Work required: Type out every line below exactly as it reads.

Given records:
- - - -

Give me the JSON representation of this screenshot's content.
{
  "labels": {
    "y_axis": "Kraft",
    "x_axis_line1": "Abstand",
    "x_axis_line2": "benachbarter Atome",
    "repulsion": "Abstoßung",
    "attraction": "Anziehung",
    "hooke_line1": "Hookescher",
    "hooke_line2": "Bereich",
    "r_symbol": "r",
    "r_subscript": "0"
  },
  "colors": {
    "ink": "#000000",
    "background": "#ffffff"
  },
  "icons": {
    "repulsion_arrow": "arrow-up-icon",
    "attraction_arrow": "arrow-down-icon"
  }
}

- - - -

The answer:
Give me the JSON representation of this screenshot's content.
{
  "labels": {
    "y_axis": "Kraft",
    "x_axis_line1": "Abstand",
    "x_axis_line2": "benachbarter Atome",
    "repulsion": "Abstoßung",
    "attraction": "Anziehung",
    "hooke_line1": "Hookescher",
    "hooke_line2": "Bereich",
    "r_symbol": "r",
    "r_subscript": "0"
  },
  "colors": {
    "ink": "#000000",
    "background": "#ffffff"
  },
  "icons": {
    "repulsion_arrow": "arrow-up-icon",
    "attraction_arrow": "arrow-down-icon"
  }
}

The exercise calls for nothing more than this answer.